▶ [Written exercise] Return all the data below as it stands, minus the pictures.

──────────

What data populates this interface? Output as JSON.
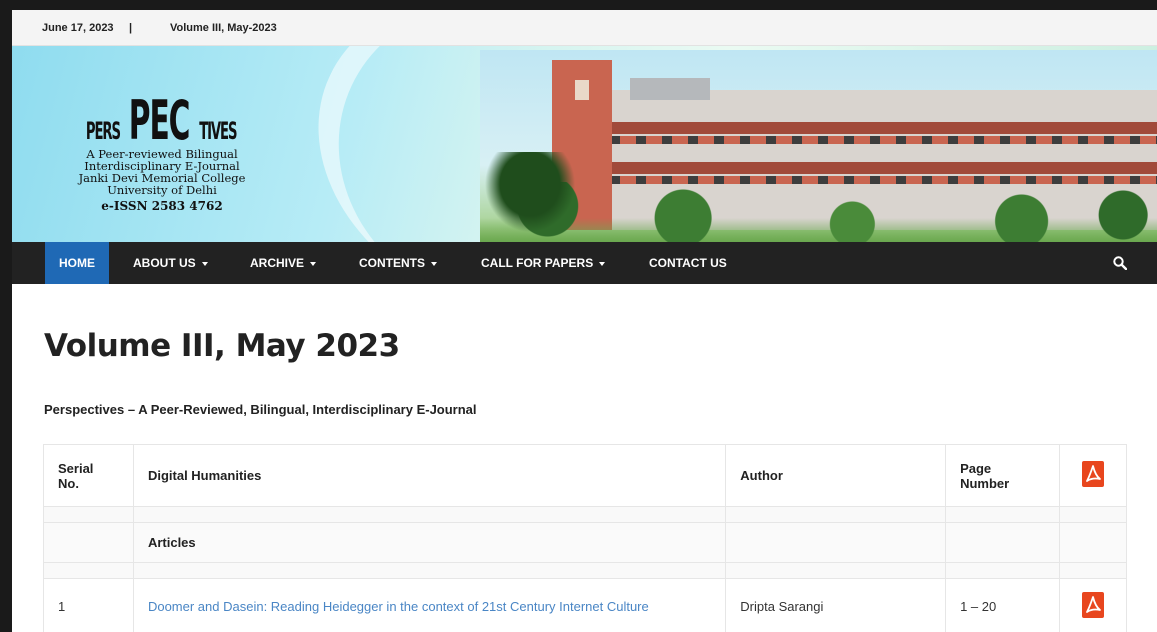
{
  "topbar": {
    "date": "June 17, 2023",
    "separator": "|",
    "current_issue": "Volume III, May-2023"
  },
  "logo": {
    "word_small_left": "PERS",
    "word_large": "PEC",
    "word_small_right": "TIVES",
    "tagline1": "A Peer-reviewed Bilingual",
    "tagline2": "Interdisciplinary E-Journal",
    "college": "Janki Devi Memorial College",
    "university": "University of Delhi",
    "issn": "e-ISSN 2583 4762"
  },
  "nav": {
    "items": [
      {
        "label": "HOME",
        "active": true
      },
      {
        "label": "ABOUT US",
        "dropdown": true
      },
      {
        "label": "ARCHIVE",
        "dropdown": true
      },
      {
        "label": "CONTENTS",
        "dropdown": true
      },
      {
        "label": "CALL FOR PAPERS",
        "dropdown": true
      },
      {
        "label": "CONTACT US"
      }
    ],
    "search_icon": "search-icon"
  },
  "page": {
    "title": "Volume III, May 2023",
    "subtitle": "Perspectives – A Peer-Reviewed, Bilingual, Interdisciplinary E-Journal"
  },
  "table": {
    "headers": {
      "serial_line1": "Serial",
      "serial_line2": "No.",
      "section": "Digital Humanities",
      "author": "Author",
      "page_line1": "Page",
      "page_line2": "Number",
      "pdf_icon": "pdf-icon"
    },
    "section_label": "Articles",
    "rows": [
      {
        "serial": "1",
        "title": "Doomer and Dasein: Reading Heidegger in the context of 21st Century Internet Culture",
        "author": "Dripta Sarangi",
        "pages": "1 – 20",
        "pdf_icon": "pdf-icon"
      }
    ]
  },
  "colors": {
    "nav_bg": "#222222",
    "nav_active": "#1f69b5",
    "link": "#4a86c5",
    "pdf_red": "#e8461e"
  }
}
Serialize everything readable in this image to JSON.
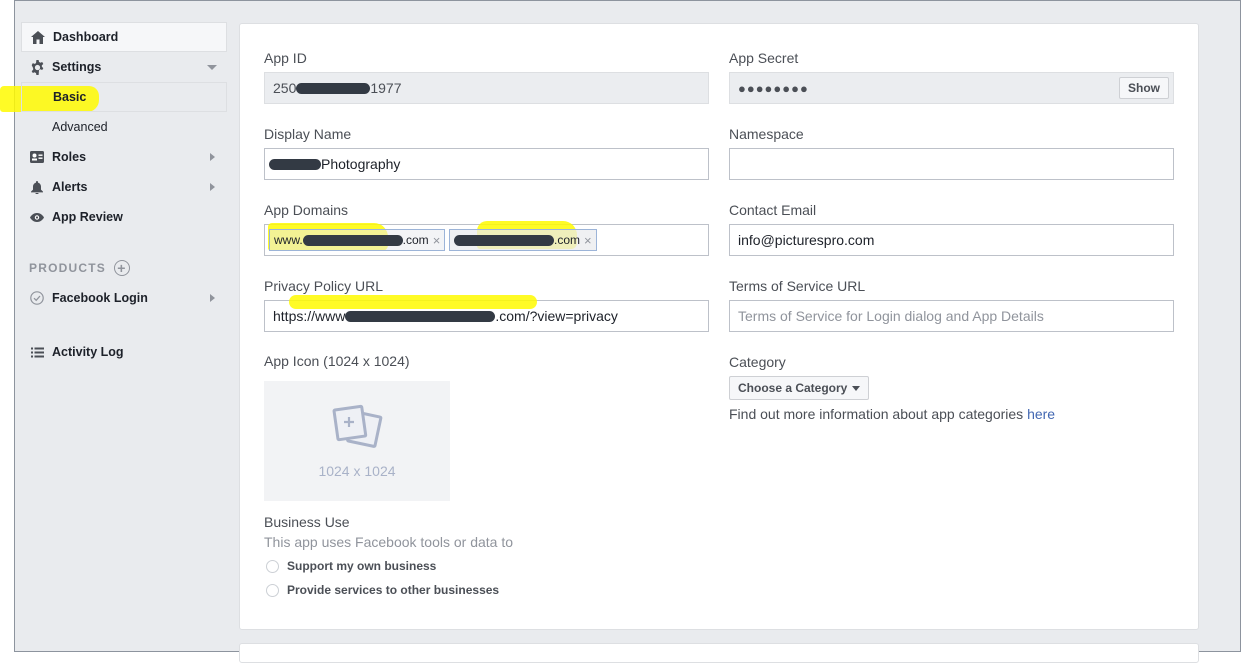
{
  "sidebar": {
    "items": [
      {
        "label": "Dashboard"
      },
      {
        "label": "Settings"
      },
      {
        "label": "Basic"
      },
      {
        "label": "Advanced"
      },
      {
        "label": "Roles"
      },
      {
        "label": "Alerts"
      },
      {
        "label": "App Review"
      }
    ],
    "products_header": "PRODUCTS",
    "products": [
      {
        "label": "Facebook Login"
      }
    ],
    "activity_log": "Activity Log"
  },
  "form": {
    "app_id": {
      "label": "App ID",
      "value_start": "250",
      "value_end": "1977"
    },
    "app_secret": {
      "label": "App Secret",
      "value": "●●●●●●●●",
      "show_button": "Show"
    },
    "display_name": {
      "label": "Display Name",
      "value_end": "Photography"
    },
    "namespace": {
      "label": "Namespace",
      "value": ""
    },
    "app_domains": {
      "label": "App Domains",
      "tags": [
        {
          "start": "www.",
          "end": ".com"
        },
        {
          "start": "",
          "end": ".com"
        }
      ],
      "remove": "×"
    },
    "contact_email": {
      "label": "Contact Email",
      "value": "info@picturespro.com"
    },
    "privacy_policy_url": {
      "label": "Privacy Policy URL",
      "value_start": "https://www",
      "value_end": ".com/?view=privacy"
    },
    "terms_of_service_url": {
      "label": "Terms of Service URL",
      "placeholder": "Terms of Service for Login dialog and App Details"
    },
    "app_icon": {
      "label": "App Icon (1024 x 1024)",
      "caption": "1024 x 1024"
    },
    "category": {
      "label": "Category",
      "dropdown": "Choose a Category",
      "info": "Find out more information about app categories ",
      "info_link": "here"
    },
    "business_use": {
      "label": "Business Use",
      "description": "This app uses Facebook tools or data to",
      "options": [
        "Support my own business",
        "Provide services to other businesses"
      ]
    }
  },
  "colors": {
    "highlight": "#fffa00",
    "link": "#4267b2",
    "redaction": "#333a44"
  }
}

──────────

▶ [Solution for this problem]
What data populates this interface? Output as JSON.
{
  "topbar": {
    "date": "June 17, 2023",
    "separator": "|",
    "current_issue": "Volume III, May-2023"
  },
  "logo": {
    "word_small_left": "PERS",
    "word_large": "PEC",
    "word_small_right": "TIVES",
    "tagline1": "A Peer-reviewed Bilingual",
    "tagline2": "Interdisciplinary E-Journal",
    "college": "Janki Devi Memorial College",
    "university": "University of Delhi",
    "issn": "e-ISSN 2583 4762"
  },
  "nav": {
    "items": [
      {
        "label": "HOME",
        "active": true
      },
      {
        "label": "ABOUT US",
        "dropdown": true
      },
      {
        "label": "ARCHIVE",
        "dropdown": true
      },
      {
        "label": "CONTENTS",
        "dropdown": true
      },
      {
        "label": "CALL FOR PAPERS",
        "dropdown": true
      },
      {
        "label": "CONTACT US"
      }
    ],
    "search_icon": "search-icon"
  },
  "page": {
    "title": "Volume III, May 2023",
    "subtitle": "Perspectives – A Peer-Reviewed, Bilingual, Interdisciplinary E-Journal"
  },
  "table": {
    "headers": {
      "serial_line1": "Serial",
      "serial_line2": "No.",
      "section": "Digital Humanities",
      "author": "Author",
      "page_line1": "Page",
      "page_line2": "Number",
      "pdf_icon": "pdf-icon"
    },
    "section_label": "Articles",
    "rows": [
      {
        "serial": "1",
        "title": "Doomer and Dasein: Reading Heidegger in the context of 21st Century Internet Culture",
        "author": "Dripta Sarangi",
        "pages": "1 – 20",
        "pdf_icon": "pdf-icon"
      }
    ]
  },
  "colors": {
    "nav_bg": "#222222",
    "nav_active": "#1f69b5",
    "link": "#4a86c5",
    "pdf_red": "#e8461e"
  }
}
Serialize everything readable in this image to JSON.
{
  "sidebar": {
    "items": [
      {
        "label": "Dashboard"
      },
      {
        "label": "Settings"
      },
      {
        "label": "Basic"
      },
      {
        "label": "Advanced"
      },
      {
        "label": "Roles"
      },
      {
        "label": "Alerts"
      },
      {
        "label": "App Review"
      }
    ],
    "products_header": "PRODUCTS",
    "products": [
      {
        "label": "Facebook Login"
      }
    ],
    "activity_log": "Activity Log"
  },
  "form": {
    "app_id": {
      "label": "App ID",
      "value_start": "250",
      "value_end": "1977"
    },
    "app_secret": {
      "label": "App Secret",
      "value": "●●●●●●●●",
      "show_button": "Show"
    },
    "display_name": {
      "label": "Display Name",
      "value_end": "Photography"
    },
    "namespace": {
      "label": "Namespace",
      "value": ""
    },
    "app_domains": {
      "label": "App Domains",
      "tags": [
        {
          "start": "www.",
          "end": ".com"
        },
        {
          "start": "",
          "end": ".com"
        }
      ],
      "remove": "×"
    },
    "contact_email": {
      "label": "Contact Email",
      "value": "info@picturespro.com"
    },
    "privacy_policy_url": {
      "label": "Privacy Policy URL",
      "value_start": "https://www",
      "value_end": ".com/?view=privacy"
    },
    "terms_of_service_url": {
      "label": "Terms of Service URL",
      "placeholder": "Terms of Service for Login dialog and App Details"
    },
    "app_icon": {
      "label": "App Icon (1024 x 1024)",
      "caption": "1024 x 1024"
    },
    "category": {
      "label": "Category",
      "dropdown": "Choose a Category",
      "info": "Find out more information about app categories ",
      "info_link": "here"
    },
    "business_use": {
      "label": "Business Use",
      "description": "This app uses Facebook tools or data to",
      "options": [
        "Support my own business",
        "Provide services to other businesses"
      ]
    }
  },
  "colors": {
    "highlight": "#fffa00",
    "link": "#4267b2",
    "redaction": "#333a44"
  }
}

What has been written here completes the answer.